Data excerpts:

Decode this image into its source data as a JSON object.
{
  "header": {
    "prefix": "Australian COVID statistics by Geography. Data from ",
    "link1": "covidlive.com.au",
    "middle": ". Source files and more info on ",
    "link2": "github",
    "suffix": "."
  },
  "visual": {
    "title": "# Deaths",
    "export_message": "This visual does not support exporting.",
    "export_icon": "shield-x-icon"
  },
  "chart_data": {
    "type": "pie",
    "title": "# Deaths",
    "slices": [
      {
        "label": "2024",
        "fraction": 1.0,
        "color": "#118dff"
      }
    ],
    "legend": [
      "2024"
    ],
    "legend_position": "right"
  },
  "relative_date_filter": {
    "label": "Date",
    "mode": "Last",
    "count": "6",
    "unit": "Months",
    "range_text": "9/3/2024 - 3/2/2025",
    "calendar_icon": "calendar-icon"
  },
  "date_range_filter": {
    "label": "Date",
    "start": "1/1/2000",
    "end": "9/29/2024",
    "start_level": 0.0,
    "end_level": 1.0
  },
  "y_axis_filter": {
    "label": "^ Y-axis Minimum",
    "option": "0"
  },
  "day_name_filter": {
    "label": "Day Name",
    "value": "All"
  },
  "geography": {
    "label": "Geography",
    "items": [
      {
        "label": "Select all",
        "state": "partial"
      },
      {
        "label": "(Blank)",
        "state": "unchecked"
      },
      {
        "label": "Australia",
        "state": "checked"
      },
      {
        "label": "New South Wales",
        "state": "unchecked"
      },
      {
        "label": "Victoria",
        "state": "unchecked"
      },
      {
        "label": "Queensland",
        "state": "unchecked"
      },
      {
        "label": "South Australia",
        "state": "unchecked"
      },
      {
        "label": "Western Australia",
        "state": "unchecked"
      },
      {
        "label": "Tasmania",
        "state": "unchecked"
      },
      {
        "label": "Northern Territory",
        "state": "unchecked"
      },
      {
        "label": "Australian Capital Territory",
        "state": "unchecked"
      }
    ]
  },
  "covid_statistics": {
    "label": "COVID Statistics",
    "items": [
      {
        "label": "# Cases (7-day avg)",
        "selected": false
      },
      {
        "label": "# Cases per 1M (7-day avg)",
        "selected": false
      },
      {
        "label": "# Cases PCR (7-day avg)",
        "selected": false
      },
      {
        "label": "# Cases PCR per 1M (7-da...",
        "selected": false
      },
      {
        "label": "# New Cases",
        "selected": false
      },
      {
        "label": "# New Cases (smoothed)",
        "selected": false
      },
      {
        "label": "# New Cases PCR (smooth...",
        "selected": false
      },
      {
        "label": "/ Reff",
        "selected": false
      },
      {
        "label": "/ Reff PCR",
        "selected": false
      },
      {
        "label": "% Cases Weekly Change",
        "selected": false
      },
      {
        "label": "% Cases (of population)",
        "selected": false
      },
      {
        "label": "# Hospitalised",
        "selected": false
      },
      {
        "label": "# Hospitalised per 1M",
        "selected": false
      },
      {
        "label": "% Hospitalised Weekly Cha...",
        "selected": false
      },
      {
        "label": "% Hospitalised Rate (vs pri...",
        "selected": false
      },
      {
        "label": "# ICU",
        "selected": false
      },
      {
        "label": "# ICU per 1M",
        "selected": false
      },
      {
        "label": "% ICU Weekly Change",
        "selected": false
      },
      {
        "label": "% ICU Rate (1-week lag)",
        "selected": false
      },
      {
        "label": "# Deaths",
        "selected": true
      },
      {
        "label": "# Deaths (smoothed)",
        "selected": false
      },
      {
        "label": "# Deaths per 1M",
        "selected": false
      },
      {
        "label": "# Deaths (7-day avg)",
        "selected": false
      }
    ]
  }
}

== Aim of the exercise ==
Only the number is wanted: how many lines in the data include the word "Rate"?

== Result for this task ==
2